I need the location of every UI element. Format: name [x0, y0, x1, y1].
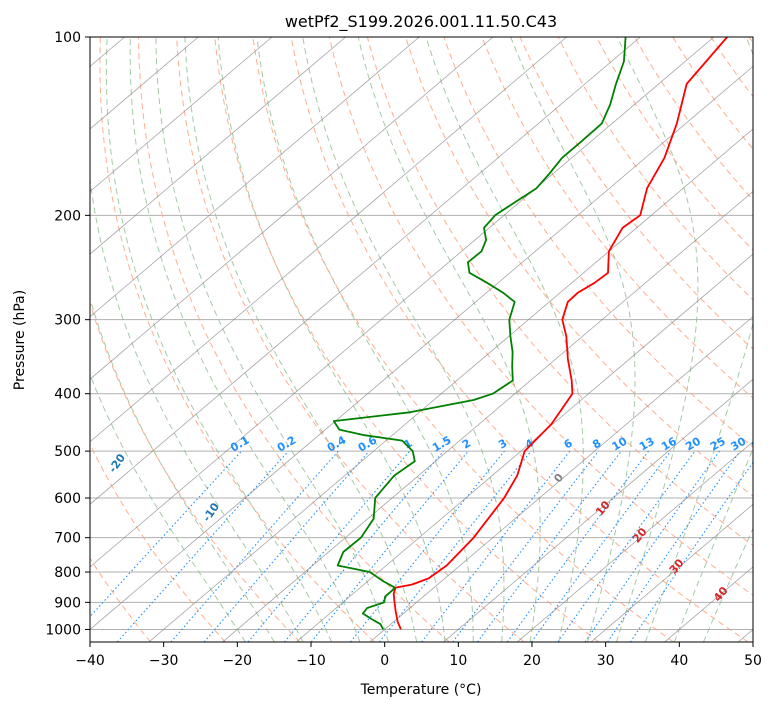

==

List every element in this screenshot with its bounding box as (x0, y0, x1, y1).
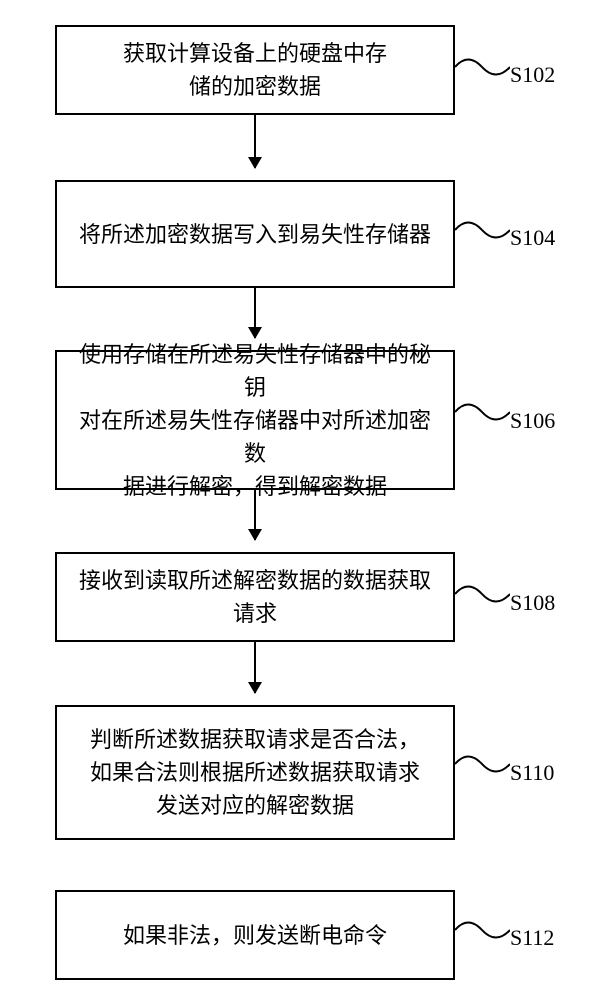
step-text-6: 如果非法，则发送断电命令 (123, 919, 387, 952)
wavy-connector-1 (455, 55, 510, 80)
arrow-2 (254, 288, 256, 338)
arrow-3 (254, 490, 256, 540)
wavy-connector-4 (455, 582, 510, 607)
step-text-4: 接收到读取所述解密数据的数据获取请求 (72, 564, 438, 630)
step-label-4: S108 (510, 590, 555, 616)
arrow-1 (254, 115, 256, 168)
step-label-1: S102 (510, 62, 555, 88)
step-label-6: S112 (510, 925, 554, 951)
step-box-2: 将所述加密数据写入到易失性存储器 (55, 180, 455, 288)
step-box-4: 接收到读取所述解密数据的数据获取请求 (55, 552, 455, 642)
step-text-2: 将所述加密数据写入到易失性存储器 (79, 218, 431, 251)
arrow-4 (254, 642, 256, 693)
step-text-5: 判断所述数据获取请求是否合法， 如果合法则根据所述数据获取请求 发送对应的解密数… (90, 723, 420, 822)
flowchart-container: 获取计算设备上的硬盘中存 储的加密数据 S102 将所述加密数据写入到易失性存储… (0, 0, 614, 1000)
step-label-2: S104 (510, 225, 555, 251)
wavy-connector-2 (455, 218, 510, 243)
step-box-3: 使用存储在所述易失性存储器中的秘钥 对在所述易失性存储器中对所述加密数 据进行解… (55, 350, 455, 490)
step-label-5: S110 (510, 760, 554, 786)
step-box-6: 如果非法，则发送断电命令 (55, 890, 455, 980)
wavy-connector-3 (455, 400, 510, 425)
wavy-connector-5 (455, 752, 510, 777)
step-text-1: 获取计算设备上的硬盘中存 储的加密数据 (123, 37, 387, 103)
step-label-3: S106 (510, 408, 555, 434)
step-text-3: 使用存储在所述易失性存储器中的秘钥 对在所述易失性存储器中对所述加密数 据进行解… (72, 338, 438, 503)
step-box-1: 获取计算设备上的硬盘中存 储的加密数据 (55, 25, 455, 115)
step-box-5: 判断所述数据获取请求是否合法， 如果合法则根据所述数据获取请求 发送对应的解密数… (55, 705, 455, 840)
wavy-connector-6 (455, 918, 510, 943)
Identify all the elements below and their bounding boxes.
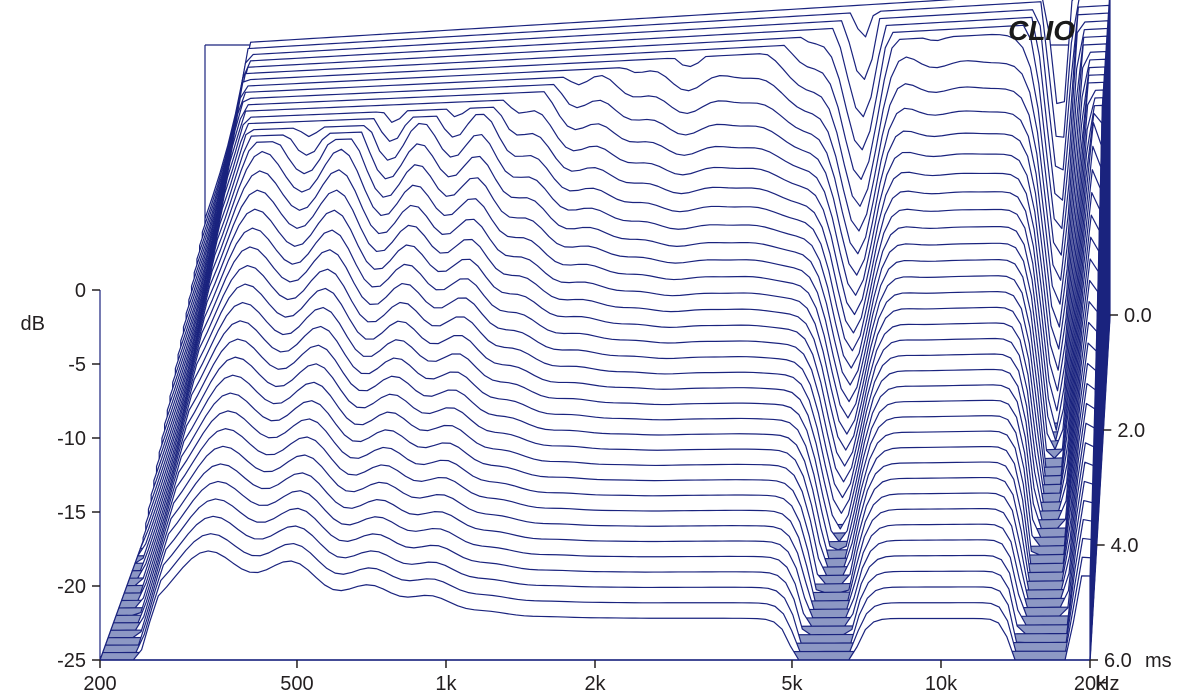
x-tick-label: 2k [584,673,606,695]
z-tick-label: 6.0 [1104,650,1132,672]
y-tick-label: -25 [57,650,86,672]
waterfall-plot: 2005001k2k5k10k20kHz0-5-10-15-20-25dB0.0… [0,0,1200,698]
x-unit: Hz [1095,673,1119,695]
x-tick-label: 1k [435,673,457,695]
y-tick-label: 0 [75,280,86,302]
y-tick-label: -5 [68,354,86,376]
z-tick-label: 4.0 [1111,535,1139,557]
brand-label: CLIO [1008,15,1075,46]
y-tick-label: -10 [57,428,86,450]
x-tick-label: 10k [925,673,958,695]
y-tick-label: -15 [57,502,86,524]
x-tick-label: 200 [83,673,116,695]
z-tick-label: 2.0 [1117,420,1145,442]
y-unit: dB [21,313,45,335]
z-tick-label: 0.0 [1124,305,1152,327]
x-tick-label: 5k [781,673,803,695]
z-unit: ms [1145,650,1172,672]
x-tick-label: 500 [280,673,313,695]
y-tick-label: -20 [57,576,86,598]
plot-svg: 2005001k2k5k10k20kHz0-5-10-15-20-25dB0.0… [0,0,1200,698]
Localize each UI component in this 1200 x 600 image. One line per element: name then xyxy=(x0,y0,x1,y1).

▶ _Instruction_
Can you reproduce, word for word, the stretch of entries from the line containing "Identify all the" through the line containing "Localize each UI", leaving any pictures out of your answer?

▶ _Correct answer_
Identify all the elements below and their bounding boxes.
x-tick-label: 2k [584,673,606,695]
z-tick-label: 6.0 [1104,650,1132,672]
y-tick-label: -25 [57,650,86,672]
waterfall-plot: 2005001k2k5k10k20kHz0-5-10-15-20-25dB0.0… [0,0,1200,698]
x-unit: Hz [1095,673,1119,695]
x-tick-label: 1k [435,673,457,695]
y-tick-label: 0 [75,280,86,302]
y-tick-label: -5 [68,354,86,376]
z-tick-label: 4.0 [1111,535,1139,557]
brand-label: CLIO [1008,15,1075,46]
y-tick-label: -10 [57,428,86,450]
x-tick-label: 10k [925,673,958,695]
y-tick-label: -15 [57,502,86,524]
x-tick-label: 200 [83,673,116,695]
z-tick-label: 2.0 [1117,420,1145,442]
y-unit: dB [21,313,45,335]
z-tick-label: 0.0 [1124,305,1152,327]
x-tick-label: 5k [781,673,803,695]
z-unit: ms [1145,650,1172,672]
x-tick-label: 500 [280,673,313,695]
y-tick-label: -20 [57,576,86,598]
plot-svg: 2005001k2k5k10k20kHz0-5-10-15-20-25dB0.0… [0,0,1200,698]
Localize each UI component in this 1200 x 600 image. One line per element: name then xyxy=(x0,y0,x1,y1).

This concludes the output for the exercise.